### Given request
Check every line below for the word "best" and copy the ones that have it.

### Record list
★ ★ ★ ★ ★ ★ ★

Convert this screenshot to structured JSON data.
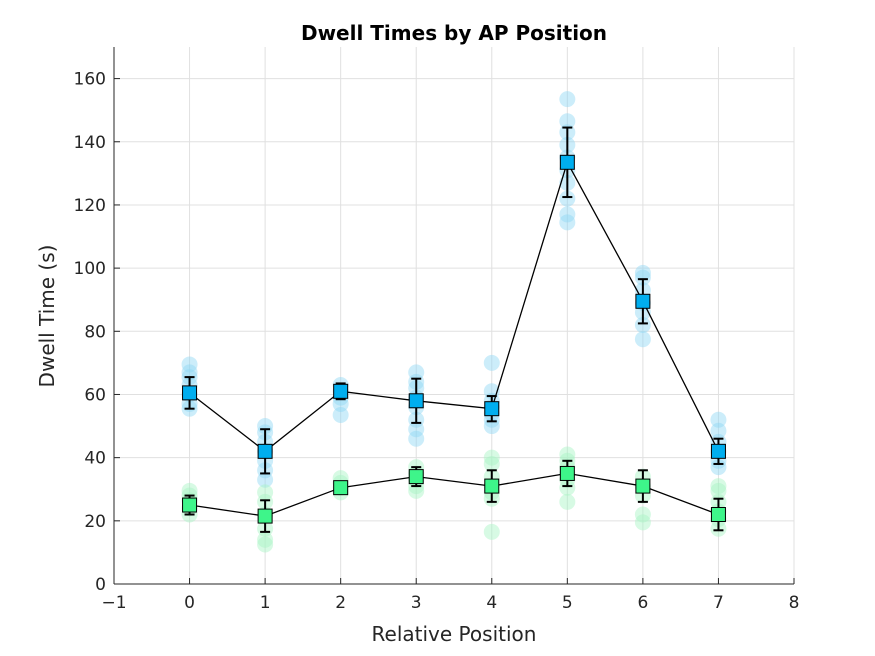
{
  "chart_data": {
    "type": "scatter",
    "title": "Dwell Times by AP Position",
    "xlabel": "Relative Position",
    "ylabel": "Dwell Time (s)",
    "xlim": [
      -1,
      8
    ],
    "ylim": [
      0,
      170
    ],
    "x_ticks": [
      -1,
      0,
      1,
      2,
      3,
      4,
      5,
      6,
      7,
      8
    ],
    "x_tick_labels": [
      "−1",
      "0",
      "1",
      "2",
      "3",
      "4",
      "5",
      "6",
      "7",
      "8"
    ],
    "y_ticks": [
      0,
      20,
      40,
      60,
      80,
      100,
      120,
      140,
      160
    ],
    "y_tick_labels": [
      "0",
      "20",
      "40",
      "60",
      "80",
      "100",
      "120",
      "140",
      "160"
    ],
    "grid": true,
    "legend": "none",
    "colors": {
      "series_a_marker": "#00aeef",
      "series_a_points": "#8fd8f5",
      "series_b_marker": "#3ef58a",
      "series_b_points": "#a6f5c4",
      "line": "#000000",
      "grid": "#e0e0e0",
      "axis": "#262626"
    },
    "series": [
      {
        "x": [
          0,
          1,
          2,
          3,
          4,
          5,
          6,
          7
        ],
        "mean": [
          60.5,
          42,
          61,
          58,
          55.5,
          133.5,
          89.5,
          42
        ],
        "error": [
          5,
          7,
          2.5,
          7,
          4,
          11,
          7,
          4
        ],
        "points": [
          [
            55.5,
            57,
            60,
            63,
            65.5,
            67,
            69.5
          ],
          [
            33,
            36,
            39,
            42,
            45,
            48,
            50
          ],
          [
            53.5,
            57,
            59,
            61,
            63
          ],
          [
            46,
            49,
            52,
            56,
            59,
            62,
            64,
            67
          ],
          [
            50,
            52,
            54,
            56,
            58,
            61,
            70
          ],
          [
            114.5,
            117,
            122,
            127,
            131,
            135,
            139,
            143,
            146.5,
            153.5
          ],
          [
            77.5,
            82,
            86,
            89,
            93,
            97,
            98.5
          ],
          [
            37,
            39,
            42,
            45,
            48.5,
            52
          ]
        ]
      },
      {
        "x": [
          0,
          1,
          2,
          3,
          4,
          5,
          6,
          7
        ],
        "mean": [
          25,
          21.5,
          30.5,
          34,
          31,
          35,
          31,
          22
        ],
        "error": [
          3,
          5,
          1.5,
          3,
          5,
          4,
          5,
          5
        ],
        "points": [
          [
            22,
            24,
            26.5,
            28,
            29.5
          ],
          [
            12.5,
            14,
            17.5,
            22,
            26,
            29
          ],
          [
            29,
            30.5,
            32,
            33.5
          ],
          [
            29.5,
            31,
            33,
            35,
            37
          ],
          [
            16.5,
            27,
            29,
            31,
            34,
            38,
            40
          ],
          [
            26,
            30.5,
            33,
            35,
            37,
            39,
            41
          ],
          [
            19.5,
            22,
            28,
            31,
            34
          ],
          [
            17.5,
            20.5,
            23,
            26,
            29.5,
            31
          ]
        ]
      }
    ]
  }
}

★ ★ ★ ★ ★ ★ ★

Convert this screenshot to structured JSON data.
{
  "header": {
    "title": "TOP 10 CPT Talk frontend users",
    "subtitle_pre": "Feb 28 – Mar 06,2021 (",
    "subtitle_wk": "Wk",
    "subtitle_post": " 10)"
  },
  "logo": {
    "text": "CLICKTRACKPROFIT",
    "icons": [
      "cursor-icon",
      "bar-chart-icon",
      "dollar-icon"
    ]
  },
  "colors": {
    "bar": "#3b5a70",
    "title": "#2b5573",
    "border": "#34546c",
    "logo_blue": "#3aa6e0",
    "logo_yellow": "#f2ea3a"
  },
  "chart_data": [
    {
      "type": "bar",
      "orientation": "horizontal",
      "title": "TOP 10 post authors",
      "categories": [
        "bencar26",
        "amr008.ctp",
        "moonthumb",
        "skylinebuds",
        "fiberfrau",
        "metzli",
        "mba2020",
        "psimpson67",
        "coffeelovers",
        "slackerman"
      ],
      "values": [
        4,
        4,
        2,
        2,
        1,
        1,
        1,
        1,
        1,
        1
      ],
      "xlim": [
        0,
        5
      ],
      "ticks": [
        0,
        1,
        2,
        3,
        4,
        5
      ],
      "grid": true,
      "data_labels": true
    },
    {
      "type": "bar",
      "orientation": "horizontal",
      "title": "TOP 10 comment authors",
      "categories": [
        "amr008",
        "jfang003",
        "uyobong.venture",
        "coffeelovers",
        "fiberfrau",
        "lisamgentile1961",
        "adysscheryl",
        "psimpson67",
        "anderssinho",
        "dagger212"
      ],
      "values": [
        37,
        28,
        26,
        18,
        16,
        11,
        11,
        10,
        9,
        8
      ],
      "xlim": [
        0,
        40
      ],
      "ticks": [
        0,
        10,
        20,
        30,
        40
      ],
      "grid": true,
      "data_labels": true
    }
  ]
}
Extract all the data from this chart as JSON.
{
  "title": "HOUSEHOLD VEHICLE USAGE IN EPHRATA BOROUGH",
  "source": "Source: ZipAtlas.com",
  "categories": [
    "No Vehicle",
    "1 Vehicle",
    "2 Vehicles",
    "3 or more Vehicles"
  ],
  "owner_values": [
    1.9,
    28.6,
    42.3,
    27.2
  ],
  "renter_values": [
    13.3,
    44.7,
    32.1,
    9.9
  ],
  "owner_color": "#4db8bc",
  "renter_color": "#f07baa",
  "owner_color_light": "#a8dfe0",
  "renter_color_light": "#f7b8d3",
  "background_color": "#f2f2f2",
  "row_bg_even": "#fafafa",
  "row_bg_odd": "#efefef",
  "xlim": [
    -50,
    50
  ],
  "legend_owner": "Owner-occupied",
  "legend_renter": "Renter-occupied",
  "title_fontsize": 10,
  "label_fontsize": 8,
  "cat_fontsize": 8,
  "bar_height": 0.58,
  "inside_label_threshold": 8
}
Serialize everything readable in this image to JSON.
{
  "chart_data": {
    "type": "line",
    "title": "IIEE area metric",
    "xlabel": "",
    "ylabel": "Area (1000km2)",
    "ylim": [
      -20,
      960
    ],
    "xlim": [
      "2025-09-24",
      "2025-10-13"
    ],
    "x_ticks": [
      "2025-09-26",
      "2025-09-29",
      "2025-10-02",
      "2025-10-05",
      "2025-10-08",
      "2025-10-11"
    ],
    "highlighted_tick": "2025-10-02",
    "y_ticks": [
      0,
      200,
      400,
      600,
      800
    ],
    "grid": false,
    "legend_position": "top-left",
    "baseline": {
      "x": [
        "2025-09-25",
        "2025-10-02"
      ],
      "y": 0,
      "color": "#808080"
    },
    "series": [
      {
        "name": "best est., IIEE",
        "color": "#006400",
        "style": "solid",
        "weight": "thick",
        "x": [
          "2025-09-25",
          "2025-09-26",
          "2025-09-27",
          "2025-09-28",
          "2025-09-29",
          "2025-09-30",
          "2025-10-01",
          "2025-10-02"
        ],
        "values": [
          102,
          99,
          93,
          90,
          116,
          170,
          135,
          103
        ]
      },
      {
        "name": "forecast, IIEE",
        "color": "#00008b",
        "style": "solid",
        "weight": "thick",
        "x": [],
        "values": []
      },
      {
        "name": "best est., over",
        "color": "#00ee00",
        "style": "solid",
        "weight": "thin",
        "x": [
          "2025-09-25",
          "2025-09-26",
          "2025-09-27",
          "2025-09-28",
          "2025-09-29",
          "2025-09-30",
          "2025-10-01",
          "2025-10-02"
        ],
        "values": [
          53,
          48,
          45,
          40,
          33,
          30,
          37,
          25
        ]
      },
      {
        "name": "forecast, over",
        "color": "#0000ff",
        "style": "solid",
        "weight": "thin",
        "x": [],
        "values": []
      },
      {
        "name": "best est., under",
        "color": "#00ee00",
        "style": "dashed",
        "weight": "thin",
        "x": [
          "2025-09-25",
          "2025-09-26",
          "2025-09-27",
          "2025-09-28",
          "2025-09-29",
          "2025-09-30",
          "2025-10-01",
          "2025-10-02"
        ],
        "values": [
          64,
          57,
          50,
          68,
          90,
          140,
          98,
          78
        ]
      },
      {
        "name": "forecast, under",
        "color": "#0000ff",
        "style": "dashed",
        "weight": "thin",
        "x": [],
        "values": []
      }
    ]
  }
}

★ ★ ★ ★ ★ ★ ★

### Task answer
        "name": "best est., IIEE",
        "name": "best est., over",
        "name": "best est., under",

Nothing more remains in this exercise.